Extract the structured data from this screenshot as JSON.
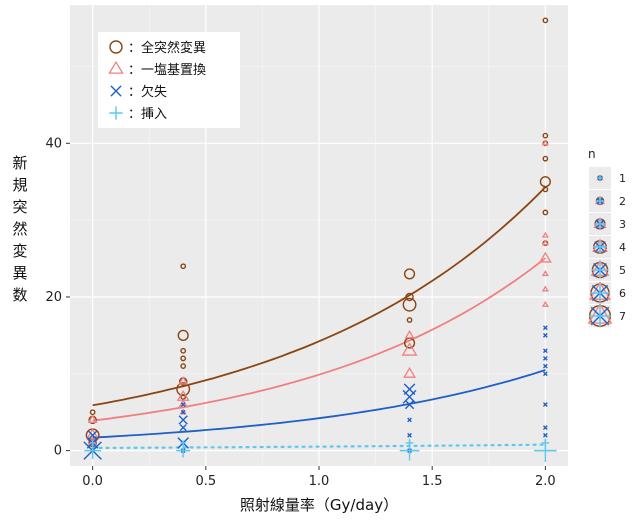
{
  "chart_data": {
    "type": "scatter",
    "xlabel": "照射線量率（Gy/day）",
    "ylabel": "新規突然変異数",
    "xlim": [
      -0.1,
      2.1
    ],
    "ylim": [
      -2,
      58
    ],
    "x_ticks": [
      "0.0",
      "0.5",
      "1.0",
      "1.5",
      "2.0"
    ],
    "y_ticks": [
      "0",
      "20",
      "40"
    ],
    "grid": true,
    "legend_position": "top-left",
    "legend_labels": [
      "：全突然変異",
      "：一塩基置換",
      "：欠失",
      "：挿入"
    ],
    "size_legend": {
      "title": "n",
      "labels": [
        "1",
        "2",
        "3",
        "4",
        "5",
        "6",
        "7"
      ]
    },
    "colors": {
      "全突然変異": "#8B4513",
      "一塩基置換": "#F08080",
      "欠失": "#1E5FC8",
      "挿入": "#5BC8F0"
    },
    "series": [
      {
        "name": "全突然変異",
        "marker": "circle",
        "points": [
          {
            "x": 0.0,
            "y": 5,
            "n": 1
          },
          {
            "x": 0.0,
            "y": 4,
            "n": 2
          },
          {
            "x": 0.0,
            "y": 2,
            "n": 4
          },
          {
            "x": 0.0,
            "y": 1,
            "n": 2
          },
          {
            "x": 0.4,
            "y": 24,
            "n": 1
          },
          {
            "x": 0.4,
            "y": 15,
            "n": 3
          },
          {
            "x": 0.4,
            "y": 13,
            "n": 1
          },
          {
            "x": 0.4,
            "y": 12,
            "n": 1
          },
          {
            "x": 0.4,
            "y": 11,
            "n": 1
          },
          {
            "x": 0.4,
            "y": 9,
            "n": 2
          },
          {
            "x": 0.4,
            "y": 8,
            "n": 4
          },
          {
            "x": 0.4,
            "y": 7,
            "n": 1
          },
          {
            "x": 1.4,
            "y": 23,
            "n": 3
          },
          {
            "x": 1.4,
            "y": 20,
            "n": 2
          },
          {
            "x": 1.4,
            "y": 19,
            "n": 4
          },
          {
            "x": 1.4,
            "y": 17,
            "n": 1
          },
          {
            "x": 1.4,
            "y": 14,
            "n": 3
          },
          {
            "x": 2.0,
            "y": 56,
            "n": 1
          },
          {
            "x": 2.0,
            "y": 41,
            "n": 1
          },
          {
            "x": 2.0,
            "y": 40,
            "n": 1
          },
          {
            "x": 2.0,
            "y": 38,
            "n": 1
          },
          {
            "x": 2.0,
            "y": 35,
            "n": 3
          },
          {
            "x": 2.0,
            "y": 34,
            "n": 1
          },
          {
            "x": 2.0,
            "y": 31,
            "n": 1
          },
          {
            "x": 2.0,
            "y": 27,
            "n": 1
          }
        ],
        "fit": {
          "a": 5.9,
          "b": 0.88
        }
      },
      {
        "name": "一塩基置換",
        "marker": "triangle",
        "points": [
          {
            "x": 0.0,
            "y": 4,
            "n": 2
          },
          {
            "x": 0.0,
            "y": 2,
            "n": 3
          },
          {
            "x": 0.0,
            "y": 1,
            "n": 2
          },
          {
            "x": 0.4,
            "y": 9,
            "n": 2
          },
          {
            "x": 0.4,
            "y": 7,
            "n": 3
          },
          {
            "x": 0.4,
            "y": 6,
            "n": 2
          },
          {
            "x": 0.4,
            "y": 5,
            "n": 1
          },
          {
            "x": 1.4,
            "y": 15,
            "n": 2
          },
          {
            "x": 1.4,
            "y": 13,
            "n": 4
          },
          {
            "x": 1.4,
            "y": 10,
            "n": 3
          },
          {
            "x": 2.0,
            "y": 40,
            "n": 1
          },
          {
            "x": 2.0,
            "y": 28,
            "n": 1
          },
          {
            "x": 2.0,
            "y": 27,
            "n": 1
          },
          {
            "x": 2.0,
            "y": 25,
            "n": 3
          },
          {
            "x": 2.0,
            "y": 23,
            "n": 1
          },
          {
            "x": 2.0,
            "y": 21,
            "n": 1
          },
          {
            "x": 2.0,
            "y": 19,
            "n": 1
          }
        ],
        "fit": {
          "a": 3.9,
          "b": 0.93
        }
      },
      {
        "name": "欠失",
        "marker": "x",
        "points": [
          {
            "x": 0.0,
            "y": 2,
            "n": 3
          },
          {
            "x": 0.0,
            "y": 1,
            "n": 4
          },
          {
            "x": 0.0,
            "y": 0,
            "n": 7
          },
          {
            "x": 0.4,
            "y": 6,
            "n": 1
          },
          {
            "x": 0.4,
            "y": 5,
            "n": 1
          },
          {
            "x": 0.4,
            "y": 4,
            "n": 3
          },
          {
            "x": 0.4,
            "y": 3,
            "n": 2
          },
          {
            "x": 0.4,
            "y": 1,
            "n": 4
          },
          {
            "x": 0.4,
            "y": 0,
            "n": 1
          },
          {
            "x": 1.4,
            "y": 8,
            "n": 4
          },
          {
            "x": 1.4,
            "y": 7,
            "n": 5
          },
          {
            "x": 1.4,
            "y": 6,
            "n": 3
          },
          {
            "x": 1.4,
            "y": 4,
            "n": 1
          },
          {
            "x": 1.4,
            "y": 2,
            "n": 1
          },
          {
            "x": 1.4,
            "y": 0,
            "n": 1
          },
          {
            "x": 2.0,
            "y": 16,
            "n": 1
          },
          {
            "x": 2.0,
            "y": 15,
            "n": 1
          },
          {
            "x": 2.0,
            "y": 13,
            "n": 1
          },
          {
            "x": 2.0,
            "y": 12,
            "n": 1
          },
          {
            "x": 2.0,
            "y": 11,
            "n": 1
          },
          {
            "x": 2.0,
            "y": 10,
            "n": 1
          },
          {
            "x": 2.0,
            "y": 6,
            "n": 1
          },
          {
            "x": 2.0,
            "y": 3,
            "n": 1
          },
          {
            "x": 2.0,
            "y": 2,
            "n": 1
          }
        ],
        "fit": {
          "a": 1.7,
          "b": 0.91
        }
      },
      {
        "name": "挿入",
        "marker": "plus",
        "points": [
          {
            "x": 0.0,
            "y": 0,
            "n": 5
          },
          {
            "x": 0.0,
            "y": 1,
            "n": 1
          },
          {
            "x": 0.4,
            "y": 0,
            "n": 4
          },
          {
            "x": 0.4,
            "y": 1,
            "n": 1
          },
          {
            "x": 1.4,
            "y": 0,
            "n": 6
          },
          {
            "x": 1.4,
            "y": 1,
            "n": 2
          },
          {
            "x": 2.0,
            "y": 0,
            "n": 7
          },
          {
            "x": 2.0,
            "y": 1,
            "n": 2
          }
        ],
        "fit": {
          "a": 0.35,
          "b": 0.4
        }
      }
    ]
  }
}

SET PROBLEM ▸
Reproduce the material word for word. Any pictures should be left out of the copy.

PROBLEM SOLUTION ▸
Extract the structured data from this screenshot as JSON.
{
  "chart_data": {
    "type": "scatter",
    "xlabel": "照射線量率（Gy/day）",
    "ylabel": "新規突然変異数",
    "xlim": [
      -0.1,
      2.1
    ],
    "ylim": [
      -2,
      58
    ],
    "x_ticks": [
      "0.0",
      "0.5",
      "1.0",
      "1.5",
      "2.0"
    ],
    "y_ticks": [
      "0",
      "20",
      "40"
    ],
    "grid": true,
    "legend_position": "top-left",
    "legend_labels": [
      "：全突然変異",
      "：一塩基置換",
      "：欠失",
      "：挿入"
    ],
    "size_legend": {
      "title": "n",
      "labels": [
        "1",
        "2",
        "3",
        "4",
        "5",
        "6",
        "7"
      ]
    },
    "colors": {
      "全突然変異": "#8B4513",
      "一塩基置換": "#F08080",
      "欠失": "#1E5FC8",
      "挿入": "#5BC8F0"
    },
    "series": [
      {
        "name": "全突然変異",
        "marker": "circle",
        "points": [
          {
            "x": 0.0,
            "y": 5,
            "n": 1
          },
          {
            "x": 0.0,
            "y": 4,
            "n": 2
          },
          {
            "x": 0.0,
            "y": 2,
            "n": 4
          },
          {
            "x": 0.0,
            "y": 1,
            "n": 2
          },
          {
            "x": 0.4,
            "y": 24,
            "n": 1
          },
          {
            "x": 0.4,
            "y": 15,
            "n": 3
          },
          {
            "x": 0.4,
            "y": 13,
            "n": 1
          },
          {
            "x": 0.4,
            "y": 12,
            "n": 1
          },
          {
            "x": 0.4,
            "y": 11,
            "n": 1
          },
          {
            "x": 0.4,
            "y": 9,
            "n": 2
          },
          {
            "x": 0.4,
            "y": 8,
            "n": 4
          },
          {
            "x": 0.4,
            "y": 7,
            "n": 1
          },
          {
            "x": 1.4,
            "y": 23,
            "n": 3
          },
          {
            "x": 1.4,
            "y": 20,
            "n": 2
          },
          {
            "x": 1.4,
            "y": 19,
            "n": 4
          },
          {
            "x": 1.4,
            "y": 17,
            "n": 1
          },
          {
            "x": 1.4,
            "y": 14,
            "n": 3
          },
          {
            "x": 2.0,
            "y": 56,
            "n": 1
          },
          {
            "x": 2.0,
            "y": 41,
            "n": 1
          },
          {
            "x": 2.0,
            "y": 40,
            "n": 1
          },
          {
            "x": 2.0,
            "y": 38,
            "n": 1
          },
          {
            "x": 2.0,
            "y": 35,
            "n": 3
          },
          {
            "x": 2.0,
            "y": 34,
            "n": 1
          },
          {
            "x": 2.0,
            "y": 31,
            "n": 1
          },
          {
            "x": 2.0,
            "y": 27,
            "n": 1
          }
        ],
        "fit": {
          "a": 5.9,
          "b": 0.88
        }
      },
      {
        "name": "一塩基置換",
        "marker": "triangle",
        "points": [
          {
            "x": 0.0,
            "y": 4,
            "n": 2
          },
          {
            "x": 0.0,
            "y": 2,
            "n": 3
          },
          {
            "x": 0.0,
            "y": 1,
            "n": 2
          },
          {
            "x": 0.4,
            "y": 9,
            "n": 2
          },
          {
            "x": 0.4,
            "y": 7,
            "n": 3
          },
          {
            "x": 0.4,
            "y": 6,
            "n": 2
          },
          {
            "x": 0.4,
            "y": 5,
            "n": 1
          },
          {
            "x": 1.4,
            "y": 15,
            "n": 2
          },
          {
            "x": 1.4,
            "y": 13,
            "n": 4
          },
          {
            "x": 1.4,
            "y": 10,
            "n": 3
          },
          {
            "x": 2.0,
            "y": 40,
            "n": 1
          },
          {
            "x": 2.0,
            "y": 28,
            "n": 1
          },
          {
            "x": 2.0,
            "y": 27,
            "n": 1
          },
          {
            "x": 2.0,
            "y": 25,
            "n": 3
          },
          {
            "x": 2.0,
            "y": 23,
            "n": 1
          },
          {
            "x": 2.0,
            "y": 21,
            "n": 1
          },
          {
            "x": 2.0,
            "y": 19,
            "n": 1
          }
        ],
        "fit": {
          "a": 3.9,
          "b": 0.93
        }
      },
      {
        "name": "欠失",
        "marker": "x",
        "points": [
          {
            "x": 0.0,
            "y": 2,
            "n": 3
          },
          {
            "x": 0.0,
            "y": 1,
            "n": 4
          },
          {
            "x": 0.0,
            "y": 0,
            "n": 7
          },
          {
            "x": 0.4,
            "y": 6,
            "n": 1
          },
          {
            "x": 0.4,
            "y": 5,
            "n": 1
          },
          {
            "x": 0.4,
            "y": 4,
            "n": 3
          },
          {
            "x": 0.4,
            "y": 3,
            "n": 2
          },
          {
            "x": 0.4,
            "y": 1,
            "n": 4
          },
          {
            "x": 0.4,
            "y": 0,
            "n": 1
          },
          {
            "x": 1.4,
            "y": 8,
            "n": 4
          },
          {
            "x": 1.4,
            "y": 7,
            "n": 5
          },
          {
            "x": 1.4,
            "y": 6,
            "n": 3
          },
          {
            "x": 1.4,
            "y": 4,
            "n": 1
          },
          {
            "x": 1.4,
            "y": 2,
            "n": 1
          },
          {
            "x": 1.4,
            "y": 0,
            "n": 1
          },
          {
            "x": 2.0,
            "y": 16,
            "n": 1
          },
          {
            "x": 2.0,
            "y": 15,
            "n": 1
          },
          {
            "x": 2.0,
            "y": 13,
            "n": 1
          },
          {
            "x": 2.0,
            "y": 12,
            "n": 1
          },
          {
            "x": 2.0,
            "y": 11,
            "n": 1
          },
          {
            "x": 2.0,
            "y": 10,
            "n": 1
          },
          {
            "x": 2.0,
            "y": 6,
            "n": 1
          },
          {
            "x": 2.0,
            "y": 3,
            "n": 1
          },
          {
            "x": 2.0,
            "y": 2,
            "n": 1
          }
        ],
        "fit": {
          "a": 1.7,
          "b": 0.91
        }
      },
      {
        "name": "挿入",
        "marker": "plus",
        "points": [
          {
            "x": 0.0,
            "y": 0,
            "n": 5
          },
          {
            "x": 0.0,
            "y": 1,
            "n": 1
          },
          {
            "x": 0.4,
            "y": 0,
            "n": 4
          },
          {
            "x": 0.4,
            "y": 1,
            "n": 1
          },
          {
            "x": 1.4,
            "y": 0,
            "n": 6
          },
          {
            "x": 1.4,
            "y": 1,
            "n": 2
          },
          {
            "x": 2.0,
            "y": 0,
            "n": 7
          },
          {
            "x": 2.0,
            "y": 1,
            "n": 2
          }
        ],
        "fit": {
          "a": 0.35,
          "b": 0.4
        }
      }
    ]
  }
}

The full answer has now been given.